## START

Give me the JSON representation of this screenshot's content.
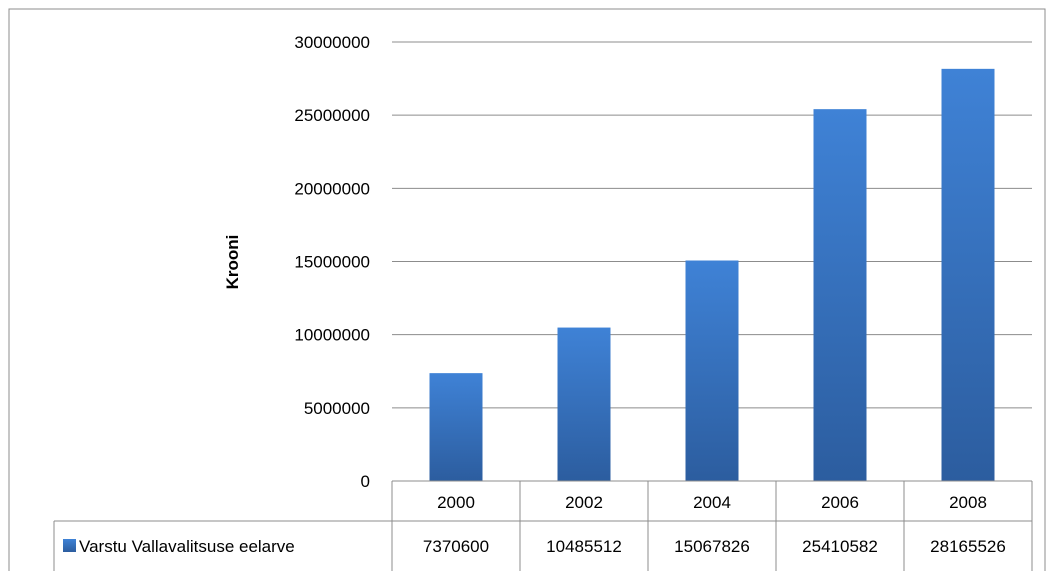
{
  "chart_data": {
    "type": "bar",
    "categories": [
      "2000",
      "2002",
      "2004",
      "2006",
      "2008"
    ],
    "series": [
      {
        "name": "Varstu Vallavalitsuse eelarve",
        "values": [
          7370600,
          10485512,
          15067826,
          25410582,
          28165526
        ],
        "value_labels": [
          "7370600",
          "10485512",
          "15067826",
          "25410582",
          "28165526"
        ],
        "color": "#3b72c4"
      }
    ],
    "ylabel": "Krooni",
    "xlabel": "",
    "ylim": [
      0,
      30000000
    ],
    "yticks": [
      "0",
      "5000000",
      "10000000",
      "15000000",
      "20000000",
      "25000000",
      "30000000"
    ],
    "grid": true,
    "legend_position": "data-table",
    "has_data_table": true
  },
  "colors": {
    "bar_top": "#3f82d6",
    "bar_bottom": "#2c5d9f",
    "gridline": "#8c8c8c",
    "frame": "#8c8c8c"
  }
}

## END

Task statement.
All entries must be written out again exactly as given, with no pictures in the copy.

Exercise solution.
Give me the JSON representation of this screenshot's content.
{
  "chart_data": {
    "type": "bar",
    "categories": [
      "2000",
      "2002",
      "2004",
      "2006",
      "2008"
    ],
    "series": [
      {
        "name": "Varstu Vallavalitsuse eelarve",
        "values": [
          7370600,
          10485512,
          15067826,
          25410582,
          28165526
        ],
        "value_labels": [
          "7370600",
          "10485512",
          "15067826",
          "25410582",
          "28165526"
        ],
        "color": "#3b72c4"
      }
    ],
    "ylabel": "Krooni",
    "xlabel": "",
    "ylim": [
      0,
      30000000
    ],
    "yticks": [
      "0",
      "5000000",
      "10000000",
      "15000000",
      "20000000",
      "25000000",
      "30000000"
    ],
    "grid": true,
    "legend_position": "data-table",
    "has_data_table": true
  },
  "colors": {
    "bar_top": "#3f82d6",
    "bar_bottom": "#2c5d9f",
    "gridline": "#8c8c8c",
    "frame": "#8c8c8c"
  }
}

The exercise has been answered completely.